**** Stored data ****

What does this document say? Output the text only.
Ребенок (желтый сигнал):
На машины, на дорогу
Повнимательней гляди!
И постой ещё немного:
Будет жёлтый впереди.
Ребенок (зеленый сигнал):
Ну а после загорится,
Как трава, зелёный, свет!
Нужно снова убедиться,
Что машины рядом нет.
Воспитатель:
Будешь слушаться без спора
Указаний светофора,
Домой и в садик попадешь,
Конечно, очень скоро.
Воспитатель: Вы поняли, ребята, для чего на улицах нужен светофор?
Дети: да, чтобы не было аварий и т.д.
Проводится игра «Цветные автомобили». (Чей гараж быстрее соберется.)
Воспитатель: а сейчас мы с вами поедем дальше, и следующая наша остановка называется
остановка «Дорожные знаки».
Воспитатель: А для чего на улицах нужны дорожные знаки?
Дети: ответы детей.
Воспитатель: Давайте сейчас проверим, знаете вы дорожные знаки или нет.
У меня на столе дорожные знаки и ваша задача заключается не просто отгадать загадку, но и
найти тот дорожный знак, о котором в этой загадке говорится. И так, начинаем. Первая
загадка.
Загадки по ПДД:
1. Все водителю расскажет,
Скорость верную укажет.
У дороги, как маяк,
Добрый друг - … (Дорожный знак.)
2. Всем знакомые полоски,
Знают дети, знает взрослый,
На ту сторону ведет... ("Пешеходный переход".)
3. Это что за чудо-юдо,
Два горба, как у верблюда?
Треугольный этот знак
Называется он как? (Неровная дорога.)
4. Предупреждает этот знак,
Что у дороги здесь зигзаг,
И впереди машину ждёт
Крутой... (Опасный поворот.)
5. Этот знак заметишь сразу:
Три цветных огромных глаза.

****

Every entry above needs to be quoted exactly.

## [Completed task]
What does this document say? Output the text only.
Ребенок (желтый сигнал):
На машины, на дорогу
Повнимательней гляди!
И постой ещё немного:
Будет жёлтый впереди.
Ребенок (зеленый сигнал):
Ну а после загорится,
Как трава, зелёный, свет!
Нужно снова убедиться,
Что машины рядом нет.
Воспитатель:
Будешь слушаться без спора
Указаний светофора,
Домой и в садик попадешь,
Конечно, очень скоро.
Воспитатель: Вы поняли, ребята, для чего на улицах нужен светофор?
Дети: да, чтобы не было аварий и т.д.
Проводится игра «Цветные автомобили». (Чей гараж быстрее соберется.)
Воспитатель: а сейчас мы с вами поедем дальше, и следующая наша остановка называется
остановка «Дорожные знаки».
Воспитатель: А для чего на улицах нужны дорожные знаки?
Дети: ответы детей.
Воспитатель: Давайте сейчас проверим, знаете вы дорожные знаки или нет.
У меня на столе дорожные знаки и ваша задача заключается не просто отгадать загадку, но и
найти тот дорожный знак, о котором в этой загадке говорится. И так, начинаем. Первая
загадка.
Загадки по ПДД:
1. Все водителю расскажет,
Скорость верную укажет.
У дороги, как маяк,
Добрый друг - … (Дорожный знак.)
2. Всем знакомые полоски,
Знают дети, знает взрослый,
На ту сторону ведет... ("Пешеходный переход".)
3. Это что за чудо-юдо,
Два горба, как у верблюда?
Треугольный этот знак
Называется он как? (Неровная дорога.)
4. Предупреждает этот знак,
Что у дороги здесь зигзаг,
И впереди машину ждёт
Крутой... (Опасный поворот.)
5. Этот знак заметишь сразу:
Три цветных огромных глаза.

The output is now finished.